Goal of the exercise - Restate the whole listing exactly.

Supplied material -
____________________
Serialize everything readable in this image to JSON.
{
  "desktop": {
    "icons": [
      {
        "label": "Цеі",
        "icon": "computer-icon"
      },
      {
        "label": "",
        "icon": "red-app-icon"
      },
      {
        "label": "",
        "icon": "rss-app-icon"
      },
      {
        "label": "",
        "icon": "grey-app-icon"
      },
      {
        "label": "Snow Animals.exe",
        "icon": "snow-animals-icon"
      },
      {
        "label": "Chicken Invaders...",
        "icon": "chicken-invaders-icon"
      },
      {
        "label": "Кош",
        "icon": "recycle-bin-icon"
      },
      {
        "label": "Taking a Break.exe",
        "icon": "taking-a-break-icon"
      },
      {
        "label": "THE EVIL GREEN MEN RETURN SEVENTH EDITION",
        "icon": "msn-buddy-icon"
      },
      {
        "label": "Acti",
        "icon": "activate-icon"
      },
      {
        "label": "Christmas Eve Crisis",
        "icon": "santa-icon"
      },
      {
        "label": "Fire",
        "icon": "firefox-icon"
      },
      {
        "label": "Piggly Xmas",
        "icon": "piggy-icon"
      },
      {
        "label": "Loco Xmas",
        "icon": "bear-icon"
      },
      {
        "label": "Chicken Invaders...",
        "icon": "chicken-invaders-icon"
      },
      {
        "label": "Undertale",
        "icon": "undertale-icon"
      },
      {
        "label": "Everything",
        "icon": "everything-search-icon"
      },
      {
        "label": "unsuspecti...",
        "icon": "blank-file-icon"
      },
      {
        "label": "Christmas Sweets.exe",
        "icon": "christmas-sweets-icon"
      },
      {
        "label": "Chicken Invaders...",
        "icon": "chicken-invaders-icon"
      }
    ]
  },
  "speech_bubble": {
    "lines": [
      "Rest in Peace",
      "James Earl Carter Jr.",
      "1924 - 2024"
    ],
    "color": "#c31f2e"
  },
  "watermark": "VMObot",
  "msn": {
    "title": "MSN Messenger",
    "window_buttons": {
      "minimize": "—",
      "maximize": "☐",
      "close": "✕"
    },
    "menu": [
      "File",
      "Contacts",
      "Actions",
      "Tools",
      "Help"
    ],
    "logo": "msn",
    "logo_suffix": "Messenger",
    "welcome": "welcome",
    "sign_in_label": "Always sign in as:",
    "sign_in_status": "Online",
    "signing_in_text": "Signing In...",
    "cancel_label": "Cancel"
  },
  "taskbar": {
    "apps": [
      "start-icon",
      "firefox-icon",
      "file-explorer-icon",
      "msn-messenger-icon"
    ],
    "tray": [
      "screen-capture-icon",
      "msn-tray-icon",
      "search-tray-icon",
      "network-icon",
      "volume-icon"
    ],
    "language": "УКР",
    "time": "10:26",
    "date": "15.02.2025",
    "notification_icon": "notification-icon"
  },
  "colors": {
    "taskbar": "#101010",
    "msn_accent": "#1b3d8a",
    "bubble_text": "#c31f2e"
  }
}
____________________
Solution for this problem -
Serialize everything readable in this image to JSON.
{
  "desktop": {
    "icons": [
      {
        "label": "Цеі",
        "icon": "computer-icon"
      },
      {
        "label": "",
        "icon": "red-app-icon"
      },
      {
        "label": "",
        "icon": "rss-app-icon"
      },
      {
        "label": "",
        "icon": "grey-app-icon"
      },
      {
        "label": "Snow Animals.exe",
        "icon": "snow-animals-icon"
      },
      {
        "label": "Chicken Invaders...",
        "icon": "chicken-invaders-icon"
      },
      {
        "label": "Кош",
        "icon": "recycle-bin-icon"
      },
      {
        "label": "Taking a Break.exe",
        "icon": "taking-a-break-icon"
      },
      {
        "label": "THE EVIL GREEN MEN RETURN SEVENTH EDITION",
        "icon": "msn-buddy-icon"
      },
      {
        "label": "Acti",
        "icon": "activate-icon"
      },
      {
        "label": "Christmas Eve Crisis",
        "icon": "santa-icon"
      },
      {
        "label": "Fire",
        "icon": "firefox-icon"
      },
      {
        "label": "Piggly Xmas",
        "icon": "piggy-icon"
      },
      {
        "label": "Loco Xmas",
        "icon": "bear-icon"
      },
      {
        "label": "Chicken Invaders...",
        "icon": "chicken-invaders-icon"
      },
      {
        "label": "Undertale",
        "icon": "undertale-icon"
      },
      {
        "label": "Everything",
        "icon": "everything-search-icon"
      },
      {
        "label": "unsuspecti...",
        "icon": "blank-file-icon"
      },
      {
        "label": "Christmas Sweets.exe",
        "icon": "christmas-sweets-icon"
      },
      {
        "label": "Chicken Invaders...",
        "icon": "chicken-invaders-icon"
      }
    ]
  },
  "speech_bubble": {
    "lines": [
      "Rest in Peace",
      "James Earl Carter Jr.",
      "1924 - 2024"
    ],
    "color": "#c31f2e"
  },
  "watermark": "VMObot",
  "msn": {
    "title": "MSN Messenger",
    "window_buttons": {
      "minimize": "—",
      "maximize": "☐",
      "close": "✕"
    },
    "menu": [
      "File",
      "Contacts",
      "Actions",
      "Tools",
      "Help"
    ],
    "logo": "msn",
    "logo_suffix": "Messenger",
    "welcome": "welcome",
    "sign_in_label": "Always sign in as:",
    "sign_in_status": "Online",
    "signing_in_text": "Signing In...",
    "cancel_label": "Cancel"
  },
  "taskbar": {
    "apps": [
      "start-icon",
      "firefox-icon",
      "file-explorer-icon",
      "msn-messenger-icon"
    ],
    "tray": [
      "screen-capture-icon",
      "msn-tray-icon",
      "search-tray-icon",
      "network-icon",
      "volume-icon"
    ],
    "language": "УКР",
    "time": "10:26",
    "date": "15.02.2025",
    "notification_icon": "notification-icon"
  },
  "colors": {
    "taskbar": "#101010",
    "msn_accent": "#1b3d8a",
    "bubble_text": "#c31f2e"
  }
}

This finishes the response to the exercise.